EXERCISE MATERIAL |
================================

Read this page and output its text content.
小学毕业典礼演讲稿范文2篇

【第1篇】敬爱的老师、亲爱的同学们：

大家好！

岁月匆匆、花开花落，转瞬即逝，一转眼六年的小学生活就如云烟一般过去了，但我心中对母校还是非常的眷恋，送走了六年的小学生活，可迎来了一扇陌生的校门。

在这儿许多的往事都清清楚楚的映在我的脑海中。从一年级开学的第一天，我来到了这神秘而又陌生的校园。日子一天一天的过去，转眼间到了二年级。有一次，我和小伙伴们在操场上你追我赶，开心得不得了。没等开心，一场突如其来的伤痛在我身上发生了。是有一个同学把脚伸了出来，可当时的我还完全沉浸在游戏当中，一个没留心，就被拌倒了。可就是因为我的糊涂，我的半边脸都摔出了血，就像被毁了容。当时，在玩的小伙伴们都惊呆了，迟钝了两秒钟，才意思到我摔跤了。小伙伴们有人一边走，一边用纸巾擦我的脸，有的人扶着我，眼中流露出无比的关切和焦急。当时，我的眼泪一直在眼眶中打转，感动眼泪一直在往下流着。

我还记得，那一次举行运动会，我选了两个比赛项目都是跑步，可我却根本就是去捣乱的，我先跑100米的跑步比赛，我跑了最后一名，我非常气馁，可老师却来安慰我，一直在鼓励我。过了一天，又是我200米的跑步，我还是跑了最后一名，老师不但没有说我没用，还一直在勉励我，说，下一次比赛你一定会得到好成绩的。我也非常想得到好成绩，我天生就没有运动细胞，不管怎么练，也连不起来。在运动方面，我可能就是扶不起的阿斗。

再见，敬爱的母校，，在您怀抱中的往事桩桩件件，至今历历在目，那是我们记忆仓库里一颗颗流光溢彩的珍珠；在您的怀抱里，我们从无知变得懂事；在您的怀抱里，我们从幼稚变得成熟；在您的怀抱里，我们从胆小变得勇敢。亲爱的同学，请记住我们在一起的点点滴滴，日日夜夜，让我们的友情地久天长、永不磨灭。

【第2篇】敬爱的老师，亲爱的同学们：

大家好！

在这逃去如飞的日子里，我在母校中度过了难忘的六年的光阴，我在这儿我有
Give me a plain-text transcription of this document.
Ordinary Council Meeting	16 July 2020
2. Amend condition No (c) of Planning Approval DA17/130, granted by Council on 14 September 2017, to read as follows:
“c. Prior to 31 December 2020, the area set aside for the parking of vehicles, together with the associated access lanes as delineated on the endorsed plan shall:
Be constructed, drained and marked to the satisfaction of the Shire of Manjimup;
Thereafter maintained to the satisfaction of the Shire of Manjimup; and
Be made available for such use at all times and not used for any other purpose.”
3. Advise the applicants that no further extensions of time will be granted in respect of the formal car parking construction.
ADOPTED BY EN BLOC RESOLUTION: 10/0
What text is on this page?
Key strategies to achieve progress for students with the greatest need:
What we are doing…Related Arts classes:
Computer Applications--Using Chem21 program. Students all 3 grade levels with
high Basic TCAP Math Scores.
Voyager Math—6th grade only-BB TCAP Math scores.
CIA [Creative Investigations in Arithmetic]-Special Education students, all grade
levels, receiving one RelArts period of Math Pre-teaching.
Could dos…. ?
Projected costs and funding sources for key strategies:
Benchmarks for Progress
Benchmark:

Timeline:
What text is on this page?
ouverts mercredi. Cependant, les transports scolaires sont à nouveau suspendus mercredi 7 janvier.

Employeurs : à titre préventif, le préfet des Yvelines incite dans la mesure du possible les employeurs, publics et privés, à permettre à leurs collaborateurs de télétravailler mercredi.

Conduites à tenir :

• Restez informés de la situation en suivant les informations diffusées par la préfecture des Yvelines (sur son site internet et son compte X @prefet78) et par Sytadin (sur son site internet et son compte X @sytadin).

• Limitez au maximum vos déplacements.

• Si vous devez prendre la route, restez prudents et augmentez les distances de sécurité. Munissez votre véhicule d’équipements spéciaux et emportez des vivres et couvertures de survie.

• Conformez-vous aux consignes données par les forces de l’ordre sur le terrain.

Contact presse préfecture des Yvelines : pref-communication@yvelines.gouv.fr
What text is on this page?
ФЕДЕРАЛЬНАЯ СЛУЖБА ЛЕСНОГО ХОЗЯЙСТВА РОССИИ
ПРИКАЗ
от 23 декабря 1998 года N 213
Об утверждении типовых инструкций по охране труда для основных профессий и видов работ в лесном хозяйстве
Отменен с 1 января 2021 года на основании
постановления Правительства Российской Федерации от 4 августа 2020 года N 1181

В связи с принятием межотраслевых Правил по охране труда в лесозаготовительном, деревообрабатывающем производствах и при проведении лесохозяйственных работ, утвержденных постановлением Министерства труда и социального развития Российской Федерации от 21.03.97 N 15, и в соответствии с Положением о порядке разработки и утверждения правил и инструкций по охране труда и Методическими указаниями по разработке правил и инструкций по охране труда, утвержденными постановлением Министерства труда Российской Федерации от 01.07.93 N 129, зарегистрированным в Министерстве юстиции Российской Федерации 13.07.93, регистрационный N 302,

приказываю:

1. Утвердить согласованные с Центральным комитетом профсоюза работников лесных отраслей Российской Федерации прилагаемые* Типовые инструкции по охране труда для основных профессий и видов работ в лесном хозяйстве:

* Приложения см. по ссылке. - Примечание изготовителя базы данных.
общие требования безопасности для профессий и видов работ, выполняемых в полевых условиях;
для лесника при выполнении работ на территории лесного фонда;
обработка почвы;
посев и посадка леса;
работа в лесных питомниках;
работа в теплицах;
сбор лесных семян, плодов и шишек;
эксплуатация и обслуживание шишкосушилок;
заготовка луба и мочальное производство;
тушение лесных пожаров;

================================

WHAT TO DO | Your task is to output the full set of records exactly as presented.

RESULT FOR THIS EXERCISE |
Read this page and output its text content.
小学毕业典礼演讲稿范文2篇

【第1篇】敬爱的老师、亲爱的同学们：

大家好！

岁月匆匆、花开花落，转瞬即逝，一转眼六年的小学生活就如云烟一般过去了，但我心中对母校还是非常的眷恋，送走了六年的小学生活，可迎来了一扇陌生的校门。

在这儿许多的往事都清清楚楚的映在我的脑海中。从一年级开学的第一天，我来到了这神秘而又陌生的校园。日子一天一天的过去，转眼间到了二年级。有一次，我和小伙伴们在操场上你追我赶，开心得不得了。没等开心，一场突如其来的伤痛在我身上发生了。是有一个同学把脚伸了出来，可当时的我还完全沉浸在游戏当中，一个没留心，就被拌倒了。可就是因为我的糊涂，我的半边脸都摔出了血，就像被毁了容。当时，在玩的小伙伴们都惊呆了，迟钝了两秒钟，才意思到我摔跤了。小伙伴们有人一边走，一边用纸巾擦我的脸，有的人扶着我，眼中流露出无比的关切和焦急。当时，我的眼泪一直在眼眶中打转，感动眼泪一直在往下流着。

我还记得，那一次举行运动会，我选了两个比赛项目都是跑步，可我却根本就是去捣乱的，我先跑100米的跑步比赛，我跑了最后一名，我非常气馁，可老师却来安慰我，一直在鼓励我。过了一天，又是我200米的跑步，我还是跑了最后一名，老师不但没有说我没用，还一直在勉励我，说，下一次比赛你一定会得到好成绩的。我也非常想得到好成绩，我天生就没有运动细胞，不管怎么练，也连不起来。在运动方面，我可能就是扶不起的阿斗。

再见，敬爱的母校，，在您怀抱中的往事桩桩件件，至今历历在目，那是我们记忆仓库里一颗颗流光溢彩的珍珠；在您的怀抱里，我们从无知变得懂事；在您的怀抱里，我们从幼稚变得成熟；在您的怀抱里，我们从胆小变得勇敢。亲爱的同学，请记住我们在一起的点点滴滴，日日夜夜，让我们的友情地久天长、永不磨灭。

【第2篇】敬爱的老师，亲爱的同学们：

大家好！

在这逃去如飞的日子里，我在母校中度过了难忘的六年的光阴，我在这儿我有
Give me a plain-text transcription of this document.
Ordinary Council Meeting	16 July 2020
2. Amend condition No (c) of Planning Approval DA17/130, granted by Council on 14 September 2017, to read as follows:
“c. Prior to 31 December 2020, the area set aside for the parking of vehicles, together with the associated access lanes as delineated on the endorsed plan shall:
Be constructed, drained and marked to the satisfaction of the Shire of Manjimup;
Thereafter maintained to the satisfaction of the Shire of Manjimup; and
Be made available for such use at all times and not used for any other purpose.”
3. Advise the applicants that no further extensions of time will be granted in respect of the formal car parking construction.
ADOPTED BY EN BLOC RESOLUTION: 10/0
What text is on this page?
Key strategies to achieve progress for students with the greatest need:
What we are doing…Related Arts classes:
Computer Applications--Using Chem21 program. Students all 3 grade levels with
high Basic TCAP Math Scores.
Voyager Math—6th grade only-BB TCAP Math scores.
CIA [Creative Investigations in Arithmetic]-Special Education students, all grade
levels, receiving one RelArts period of Math Pre-teaching.
Could dos…. ?
Projected costs and funding sources for key strategies:
Benchmarks for Progress
Benchmark:

Timeline:
What text is on this page?
ouverts mercredi. Cependant, les transports scolaires sont à nouveau suspendus mercredi 7 janvier.

Employeurs : à titre préventif, le préfet des Yvelines incite dans la mesure du possible les employeurs, publics et privés, à permettre à leurs collaborateurs de télétravailler mercredi.

Conduites à tenir :

• Restez informés de la situation en suivant les informations diffusées par la préfecture des Yvelines (sur son site internet et son compte X @prefet78) et par Sytadin (sur son site internet et son compte X @sytadin).

• Limitez au maximum vos déplacements.

• Si vous devez prendre la route, restez prudents et augmentez les distances de sécurité. Munissez votre véhicule d’équipements spéciaux et emportez des vivres et couvertures de survie.

• Conformez-vous aux consignes données par les forces de l’ordre sur le terrain.

Contact presse préfecture des Yvelines : pref-communication@yvelines.gouv.fr
What text is on this page?
ФЕДЕРАЛЬНАЯ СЛУЖБА ЛЕСНОГО ХОЗЯЙСТВА РОССИИ
ПРИКАЗ
от 23 декабря 1998 года N 213
Об утверждении типовых инструкций по охране труда для основных профессий и видов работ в лесном хозяйстве
Отменен с 1 января 2021 года на основании
постановления Правительства Российской Федерации от 4 августа 2020 года N 1181

В связи с принятием межотраслевых Правил по охране труда в лесозаготовительном, деревообрабатывающем производствах и при проведении лесохозяйственных работ, утвержденных постановлением Министерства труда и социального развития Российской Федерации от 21.03.97 N 15, и в соответствии с Положением о порядке разработки и утверждения правил и инструкций по охране труда и Методическими указаниями по разработке правил и инструкций по охране труда, утвержденными постановлением Министерства труда Российской Федерации от 01.07.93 N 129, зарегистрированным в Министерстве юстиции Российской Федерации 13.07.93, регистрационный N 302,

приказываю:

1. Утвердить согласованные с Центральным комитетом профсоюза работников лесных отраслей Российской Федерации прилагаемые* Типовые инструкции по охране труда для основных профессий и видов работ в лесном хозяйстве:

* Приложения см. по ссылке. - Примечание изготовителя базы данных.
общие требования безопасности для профессий и видов работ, выполняемых в полевых условиях;
для лесника при выполнении работ на территории лесного фонда;
обработка почвы;
посев и посадка леса;
работа в лесных питомниках;
работа в теплицах;
сбор лесных семян, плодов и шишек;
эксплуатация и обслуживание шишкосушилок;
заготовка луба и мочальное производство;
тушение лесных пожаров;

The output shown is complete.